### Excerpt from a dataset:
____

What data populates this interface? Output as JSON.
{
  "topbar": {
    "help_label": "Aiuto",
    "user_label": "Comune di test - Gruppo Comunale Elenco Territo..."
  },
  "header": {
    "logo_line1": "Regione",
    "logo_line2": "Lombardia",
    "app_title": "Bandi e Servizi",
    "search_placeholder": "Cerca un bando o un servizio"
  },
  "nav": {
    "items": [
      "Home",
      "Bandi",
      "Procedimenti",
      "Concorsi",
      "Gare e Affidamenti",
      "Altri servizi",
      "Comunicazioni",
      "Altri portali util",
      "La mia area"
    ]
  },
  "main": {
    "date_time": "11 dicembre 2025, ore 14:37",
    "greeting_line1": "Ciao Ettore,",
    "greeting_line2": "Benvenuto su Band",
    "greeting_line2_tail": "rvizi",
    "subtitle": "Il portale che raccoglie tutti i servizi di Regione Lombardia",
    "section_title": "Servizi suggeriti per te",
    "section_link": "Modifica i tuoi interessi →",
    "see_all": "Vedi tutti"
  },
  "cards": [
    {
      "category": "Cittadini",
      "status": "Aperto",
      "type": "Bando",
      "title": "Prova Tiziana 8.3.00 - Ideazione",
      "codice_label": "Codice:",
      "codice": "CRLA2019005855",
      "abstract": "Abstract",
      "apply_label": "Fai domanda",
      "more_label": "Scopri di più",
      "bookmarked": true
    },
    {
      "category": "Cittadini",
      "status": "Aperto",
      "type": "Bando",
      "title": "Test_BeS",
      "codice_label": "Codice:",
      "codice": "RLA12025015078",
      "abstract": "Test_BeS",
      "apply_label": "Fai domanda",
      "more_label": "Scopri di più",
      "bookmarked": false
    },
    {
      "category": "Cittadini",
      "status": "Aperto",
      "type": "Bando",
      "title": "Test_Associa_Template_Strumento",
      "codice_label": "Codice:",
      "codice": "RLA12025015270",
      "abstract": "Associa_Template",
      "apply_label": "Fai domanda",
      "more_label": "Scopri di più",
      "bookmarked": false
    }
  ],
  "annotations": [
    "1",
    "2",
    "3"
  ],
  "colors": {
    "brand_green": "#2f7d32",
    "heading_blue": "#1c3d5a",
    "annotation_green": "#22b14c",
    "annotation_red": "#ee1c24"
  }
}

____

All of the entries should be written out again exactly.

What data populates this interface? Output as JSON.
{
  "topbar": {
    "help_label": "Aiuto",
    "user_label": "Comune di test - Gruppo Comunale Elenco Territo..."
  },
  "header": {
    "logo_line1": "Regione",
    "logo_line2": "Lombardia",
    "app_title": "Bandi e Servizi",
    "search_placeholder": "Cerca un bando o un servizio"
  },
  "nav": {
    "items": [
      "Home",
      "Bandi",
      "Procedimenti",
      "Concorsi",
      "Gare e Affidamenti",
      "Altri servizi",
      "Comunicazioni",
      "Altri portali util",
      "La mia area"
    ]
  },
  "main": {
    "date_time": "11 dicembre 2025, ore 14:37",
    "greeting_line1": "Ciao Ettore,",
    "greeting_line2": "Benvenuto su Band",
    "greeting_line2_tail": "rvizi",
    "subtitle": "Il portale che raccoglie tutti i servizi di Regione Lombardia",
    "section_title": "Servizi suggeriti per te",
    "section_link": "Modifica i tuoi interessi →",
    "see_all": "Vedi tutti"
  },
  "cards": [
    {
      "category": "Cittadini",
      "status": "Aperto",
      "type": "Bando",
      "title": "Prova Tiziana 8.3.00 - Ideazione",
      "codice_label": "Codice:",
      "codice": "CRLA2019005855",
      "abstract": "Abstract",
      "apply_label": "Fai domanda",
      "more_label": "Scopri di più",
      "bookmarked": true
    },
    {
      "category": "Cittadini",
      "status": "Aperto",
      "type": "Bando",
      "title": "Test_BeS",
      "codice_label": "Codice:",
      "codice": "RLA12025015078",
      "abstract": "Test_BeS",
      "apply_label": "Fai domanda",
      "more_label": "Scopri di più",
      "bookmarked": false
    },
    {
      "category": "Cittadini",
      "status": "Aperto",
      "type": "Bando",
      "title": "Test_Associa_Template_Strumento",
      "codice_label": "Codice:",
      "codice": "RLA12025015270",
      "abstract": "Associa_Template",
      "apply_label": "Fai domanda",
      "more_label": "Scopri di più",
      "bookmarked": false
    }
  ],
  "annotations": [
    "1",
    "2",
    "3"
  ],
  "colors": {
    "brand_green": "#2f7d32",
    "heading_blue": "#1c3d5a",
    "annotation_green": "#22b14c",
    "annotation_red": "#ee1c24"
  }
}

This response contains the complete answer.